>> begin DATA FOR THIS TASK

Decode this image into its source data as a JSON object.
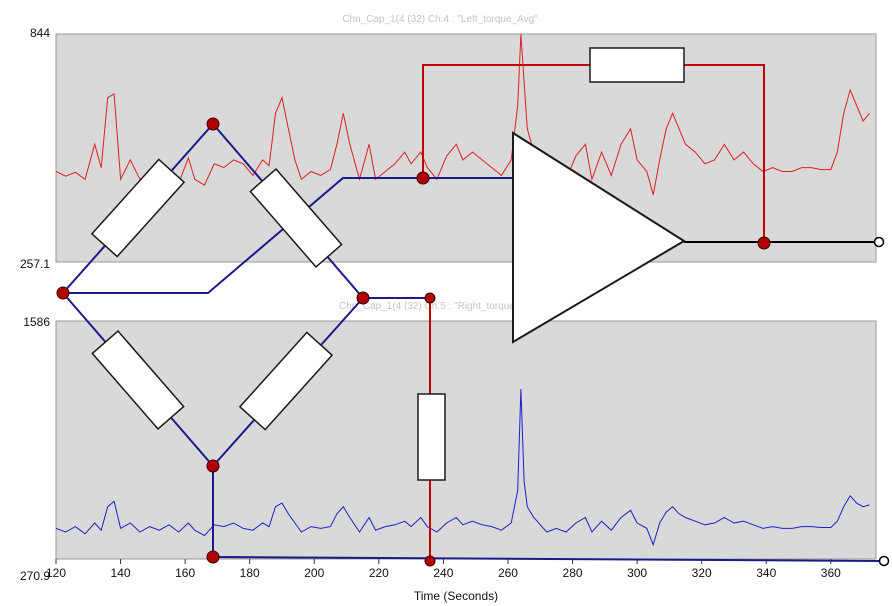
{
  "chart_data": [
    {
      "type": "line",
      "title": "Chn_Cap_1(4 (32) Ch.4 : \"Left_torque_Avg\"",
      "y_top_label": "844",
      "y_bottom_label": "257.1",
      "ylim": [
        257.1,
        844
      ],
      "xlim": [
        120,
        374
      ],
      "grid": false,
      "series": [
        {
          "color": "#e02020",
          "points": [
            [
              120,
              490
            ],
            [
              123,
              478
            ],
            [
              126,
              488
            ],
            [
              129,
              470
            ],
            [
              132,
              560
            ],
            [
              134,
              500
            ],
            [
              136,
              680
            ],
            [
              138,
              690
            ],
            [
              140,
              470
            ],
            [
              143,
              520
            ],
            [
              146,
              470
            ],
            [
              149,
              485
            ],
            [
              152,
              470
            ],
            [
              155,
              480
            ],
            [
              158,
              460
            ],
            [
              161,
              525
            ],
            [
              163,
              470
            ],
            [
              166,
              455
            ],
            [
              169,
              510
            ],
            [
              172,
              500
            ],
            [
              175,
              520
            ],
            [
              178,
              510
            ],
            [
              181,
              480
            ],
            [
              184,
              520
            ],
            [
              186,
              505
            ],
            [
              188,
              640
            ],
            [
              190,
              680
            ],
            [
              192,
              600
            ],
            [
              194,
              520
            ],
            [
              196,
              470
            ],
            [
              199,
              490
            ],
            [
              202,
              480
            ],
            [
              205,
              495
            ],
            [
              207,
              560
            ],
            [
              209,
              640
            ],
            [
              211,
              560
            ],
            [
              214,
              470
            ],
            [
              217,
              560
            ],
            [
              219,
              470
            ],
            [
              222,
              490
            ],
            [
              225,
              510
            ],
            [
              228,
              540
            ],
            [
              230,
              510
            ],
            [
              233,
              540
            ],
            [
              235,
              500
            ],
            [
              238,
              470
            ],
            [
              241,
              530
            ],
            [
              244,
              560
            ],
            [
              246,
              520
            ],
            [
              249,
              540
            ],
            [
              252,
              520
            ],
            [
              255,
              500
            ],
            [
              258,
              480
            ],
            [
              261,
              520
            ],
            [
              263,
              660
            ],
            [
              264,
              844
            ],
            [
              265,
              720
            ],
            [
              266,
              600
            ],
            [
              268,
              540
            ],
            [
              270,
              520
            ],
            [
              272,
              470
            ],
            [
              275,
              490
            ],
            [
              278,
              470
            ],
            [
              281,
              530
            ],
            [
              284,
              560
            ],
            [
              286,
              470
            ],
            [
              289,
              540
            ],
            [
              292,
              480
            ],
            [
              295,
              560
            ],
            [
              298,
              600
            ],
            [
              300,
              520
            ],
            [
              303,
              490
            ],
            [
              305,
              430
            ],
            [
              307,
              520
            ],
            [
              309,
              600
            ],
            [
              311,
              640
            ],
            [
              313,
              600
            ],
            [
              315,
              560
            ],
            [
              318,
              540
            ],
            [
              321,
              510
            ],
            [
              324,
              520
            ],
            [
              327,
              560
            ],
            [
              330,
              520
            ],
            [
              333,
              540
            ],
            [
              336,
              510
            ],
            [
              339,
              490
            ],
            [
              342,
              500
            ],
            [
              345,
              490
            ],
            [
              348,
              490
            ],
            [
              351,
              500
            ],
            [
              354,
              500
            ],
            [
              357,
              495
            ],
            [
              360,
              495
            ],
            [
              362,
              540
            ],
            [
              364,
              640
            ],
            [
              366,
              700
            ],
            [
              368,
              660
            ],
            [
              370,
              620
            ],
            [
              372,
              640
            ]
          ]
        }
      ]
    },
    {
      "type": "line",
      "title": "Chn_Cap_1(4 (32) Ch.5 : \"Right_torque_Avg\"",
      "y_top_label": "1586",
      "y_bottom_label": "270.9",
      "ylim": [
        270.9,
        1586
      ],
      "xlim": [
        120,
        374
      ],
      "grid": false,
      "series": [
        {
          "color": "#2020c8",
          "points": [
            [
              120,
              440
            ],
            [
              123,
              420
            ],
            [
              126,
              450
            ],
            [
              129,
              410
            ],
            [
              132,
              470
            ],
            [
              134,
              430
            ],
            [
              136,
              560
            ],
            [
              138,
              590
            ],
            [
              140,
              440
            ],
            [
              143,
              470
            ],
            [
              146,
              420
            ],
            [
              149,
              450
            ],
            [
              152,
              430
            ],
            [
              155,
              460
            ],
            [
              158,
              420
            ],
            [
              161,
              470
            ],
            [
              163,
              430
            ],
            [
              166,
              400
            ],
            [
              169,
              460
            ],
            [
              172,
              450
            ],
            [
              175,
              470
            ],
            [
              178,
              440
            ],
            [
              181,
              430
            ],
            [
              184,
              470
            ],
            [
              186,
              450
            ],
            [
              188,
              560
            ],
            [
              190,
              580
            ],
            [
              192,
              520
            ],
            [
              194,
              470
            ],
            [
              196,
              420
            ],
            [
              199,
              450
            ],
            [
              202,
              440
            ],
            [
              205,
              450
            ],
            [
              207,
              520
            ],
            [
              209,
              560
            ],
            [
              211,
              500
            ],
            [
              214,
              420
            ],
            [
              217,
              500
            ],
            [
              219,
              430
            ],
            [
              222,
              450
            ],
            [
              225,
              460
            ],
            [
              228,
              480
            ],
            [
              230,
              450
            ],
            [
              233,
              500
            ],
            [
              235,
              450
            ],
            [
              238,
              420
            ],
            [
              241,
              470
            ],
            [
              244,
              500
            ],
            [
              246,
              460
            ],
            [
              249,
              480
            ],
            [
              252,
              460
            ],
            [
              255,
              450
            ],
            [
              258,
              430
            ],
            [
              261,
              470
            ],
            [
              263,
              650
            ],
            [
              264,
              1210
            ],
            [
              265,
              700
            ],
            [
              266,
              560
            ],
            [
              268,
              500
            ],
            [
              270,
              460
            ],
            [
              272,
              420
            ],
            [
              275,
              440
            ],
            [
              278,
              420
            ],
            [
              281,
              470
            ],
            [
              284,
              500
            ],
            [
              286,
              420
            ],
            [
              289,
              480
            ],
            [
              292,
              430
            ],
            [
              295,
              500
            ],
            [
              298,
              540
            ],
            [
              300,
              470
            ],
            [
              303,
              440
            ],
            [
              305,
              350
            ],
            [
              307,
              470
            ],
            [
              309,
              530
            ],
            [
              311,
              560
            ],
            [
              313,
              520
            ],
            [
              315,
              500
            ],
            [
              318,
              480
            ],
            [
              321,
              460
            ],
            [
              324,
              470
            ],
            [
              327,
              500
            ],
            [
              330,
              470
            ],
            [
              333,
              480
            ],
            [
              336,
              460
            ],
            [
              339,
              440
            ],
            [
              342,
              450
            ],
            [
              345,
              440
            ],
            [
              348,
              440
            ],
            [
              351,
              450
            ],
            [
              354,
              450
            ],
            [
              357,
              445
            ],
            [
              360,
              445
            ],
            [
              362,
              480
            ],
            [
              364,
              560
            ],
            [
              366,
              620
            ],
            [
              368,
              580
            ],
            [
              370,
              560
            ],
            [
              372,
              570
            ]
          ]
        }
      ]
    }
  ],
  "x_axis": {
    "label": "Time (Seconds)",
    "ticks": [
      "120",
      "140",
      "160",
      "180",
      "200",
      "220",
      "240",
      "260",
      "280",
      "300",
      "320",
      "340",
      "360"
    ]
  },
  "overlay_colors": {
    "bridge": "#1a1a8c",
    "feedback": "#c00000",
    "output": "#000000",
    "node": "#b00000"
  }
}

>> end DATA FOR THIS TASK

> INSTRUCTION
Copy every record above exactly, leaving out any pictures.

> FINISHED TASK
Decode this image into its source data as a JSON object.
{
  "chart_data": [
    {
      "type": "line",
      "title": "Chn_Cap_1(4 (32) Ch.4 : \"Left_torque_Avg\"",
      "y_top_label": "844",
      "y_bottom_label": "257.1",
      "ylim": [
        257.1,
        844
      ],
      "xlim": [
        120,
        374
      ],
      "grid": false,
      "series": [
        {
          "color": "#e02020",
          "points": [
            [
              120,
              490
            ],
            [
              123,
              478
            ],
            [
              126,
              488
            ],
            [
              129,
              470
            ],
            [
              132,
              560
            ],
            [
              134,
              500
            ],
            [
              136,
              680
            ],
            [
              138,
              690
            ],
            [
              140,
              470
            ],
            [
              143,
              520
            ],
            [
              146,
              470
            ],
            [
              149,
              485
            ],
            [
              152,
              470
            ],
            [
              155,
              480
            ],
            [
              158,
              460
            ],
            [
              161,
              525
            ],
            [
              163,
              470
            ],
            [
              166,
              455
            ],
            [
              169,
              510
            ],
            [
              172,
              500
            ],
            [
              175,
              520
            ],
            [
              178,
              510
            ],
            [
              181,
              480
            ],
            [
              184,
              520
            ],
            [
              186,
              505
            ],
            [
              188,
              640
            ],
            [
              190,
              680
            ],
            [
              192,
              600
            ],
            [
              194,
              520
            ],
            [
              196,
              470
            ],
            [
              199,
              490
            ],
            [
              202,
              480
            ],
            [
              205,
              495
            ],
            [
              207,
              560
            ],
            [
              209,
              640
            ],
            [
              211,
              560
            ],
            [
              214,
              470
            ],
            [
              217,
              560
            ],
            [
              219,
              470
            ],
            [
              222,
              490
            ],
            [
              225,
              510
            ],
            [
              228,
              540
            ],
            [
              230,
              510
            ],
            [
              233,
              540
            ],
            [
              235,
              500
            ],
            [
              238,
              470
            ],
            [
              241,
              530
            ],
            [
              244,
              560
            ],
            [
              246,
              520
            ],
            [
              249,
              540
            ],
            [
              252,
              520
            ],
            [
              255,
              500
            ],
            [
              258,
              480
            ],
            [
              261,
              520
            ],
            [
              263,
              660
            ],
            [
              264,
              844
            ],
            [
              265,
              720
            ],
            [
              266,
              600
            ],
            [
              268,
              540
            ],
            [
              270,
              520
            ],
            [
              272,
              470
            ],
            [
              275,
              490
            ],
            [
              278,
              470
            ],
            [
              281,
              530
            ],
            [
              284,
              560
            ],
            [
              286,
              470
            ],
            [
              289,
              540
            ],
            [
              292,
              480
            ],
            [
              295,
              560
            ],
            [
              298,
              600
            ],
            [
              300,
              520
            ],
            [
              303,
              490
            ],
            [
              305,
              430
            ],
            [
              307,
              520
            ],
            [
              309,
              600
            ],
            [
              311,
              640
            ],
            [
              313,
              600
            ],
            [
              315,
              560
            ],
            [
              318,
              540
            ],
            [
              321,
              510
            ],
            [
              324,
              520
            ],
            [
              327,
              560
            ],
            [
              330,
              520
            ],
            [
              333,
              540
            ],
            [
              336,
              510
            ],
            [
              339,
              490
            ],
            [
              342,
              500
            ],
            [
              345,
              490
            ],
            [
              348,
              490
            ],
            [
              351,
              500
            ],
            [
              354,
              500
            ],
            [
              357,
              495
            ],
            [
              360,
              495
            ],
            [
              362,
              540
            ],
            [
              364,
              640
            ],
            [
              366,
              700
            ],
            [
              368,
              660
            ],
            [
              370,
              620
            ],
            [
              372,
              640
            ]
          ]
        }
      ]
    },
    {
      "type": "line",
      "title": "Chn_Cap_1(4 (32) Ch.5 : \"Right_torque_Avg\"",
      "y_top_label": "1586",
      "y_bottom_label": "270.9",
      "ylim": [
        270.9,
        1586
      ],
      "xlim": [
        120,
        374
      ],
      "grid": false,
      "series": [
        {
          "color": "#2020c8",
          "points": [
            [
              120,
              440
            ],
            [
              123,
              420
            ],
            [
              126,
              450
            ],
            [
              129,
              410
            ],
            [
              132,
              470
            ],
            [
              134,
              430
            ],
            [
              136,
              560
            ],
            [
              138,
              590
            ],
            [
              140,
              440
            ],
            [
              143,
              470
            ],
            [
              146,
              420
            ],
            [
              149,
              450
            ],
            [
              152,
              430
            ],
            [
              155,
              460
            ],
            [
              158,
              420
            ],
            [
              161,
              470
            ],
            [
              163,
              430
            ],
            [
              166,
              400
            ],
            [
              169,
              460
            ],
            [
              172,
              450
            ],
            [
              175,
              470
            ],
            [
              178,
              440
            ],
            [
              181,
              430
            ],
            [
              184,
              470
            ],
            [
              186,
              450
            ],
            [
              188,
              560
            ],
            [
              190,
              580
            ],
            [
              192,
              520
            ],
            [
              194,
              470
            ],
            [
              196,
              420
            ],
            [
              199,
              450
            ],
            [
              202,
              440
            ],
            [
              205,
              450
            ],
            [
              207,
              520
            ],
            [
              209,
              560
            ],
            [
              211,
              500
            ],
            [
              214,
              420
            ],
            [
              217,
              500
            ],
            [
              219,
              430
            ],
            [
              222,
              450
            ],
            [
              225,
              460
            ],
            [
              228,
              480
            ],
            [
              230,
              450
            ],
            [
              233,
              500
            ],
            [
              235,
              450
            ],
            [
              238,
              420
            ],
            [
              241,
              470
            ],
            [
              244,
              500
            ],
            [
              246,
              460
            ],
            [
              249,
              480
            ],
            [
              252,
              460
            ],
            [
              255,
              450
            ],
            [
              258,
              430
            ],
            [
              261,
              470
            ],
            [
              263,
              650
            ],
            [
              264,
              1210
            ],
            [
              265,
              700
            ],
            [
              266,
              560
            ],
            [
              268,
              500
            ],
            [
              270,
              460
            ],
            [
              272,
              420
            ],
            [
              275,
              440
            ],
            [
              278,
              420
            ],
            [
              281,
              470
            ],
            [
              284,
              500
            ],
            [
              286,
              420
            ],
            [
              289,
              480
            ],
            [
              292,
              430
            ],
            [
              295,
              500
            ],
            [
              298,
              540
            ],
            [
              300,
              470
            ],
            [
              303,
              440
            ],
            [
              305,
              350
            ],
            [
              307,
              470
            ],
            [
              309,
              530
            ],
            [
              311,
              560
            ],
            [
              313,
              520
            ],
            [
              315,
              500
            ],
            [
              318,
              480
            ],
            [
              321,
              460
            ],
            [
              324,
              470
            ],
            [
              327,
              500
            ],
            [
              330,
              470
            ],
            [
              333,
              480
            ],
            [
              336,
              460
            ],
            [
              339,
              440
            ],
            [
              342,
              450
            ],
            [
              345,
              440
            ],
            [
              348,
              440
            ],
            [
              351,
              450
            ],
            [
              354,
              450
            ],
            [
              357,
              445
            ],
            [
              360,
              445
            ],
            [
              362,
              480
            ],
            [
              364,
              560
            ],
            [
              366,
              620
            ],
            [
              368,
              580
            ],
            [
              370,
              560
            ],
            [
              372,
              570
            ]
          ]
        }
      ]
    }
  ],
  "x_axis": {
    "label": "Time (Seconds)",
    "ticks": [
      "120",
      "140",
      "160",
      "180",
      "200",
      "220",
      "240",
      "260",
      "280",
      "300",
      "320",
      "340",
      "360"
    ]
  },
  "overlay_colors": {
    "bridge": "#1a1a8c",
    "feedback": "#c00000",
    "output": "#000000",
    "node": "#b00000"
  }
}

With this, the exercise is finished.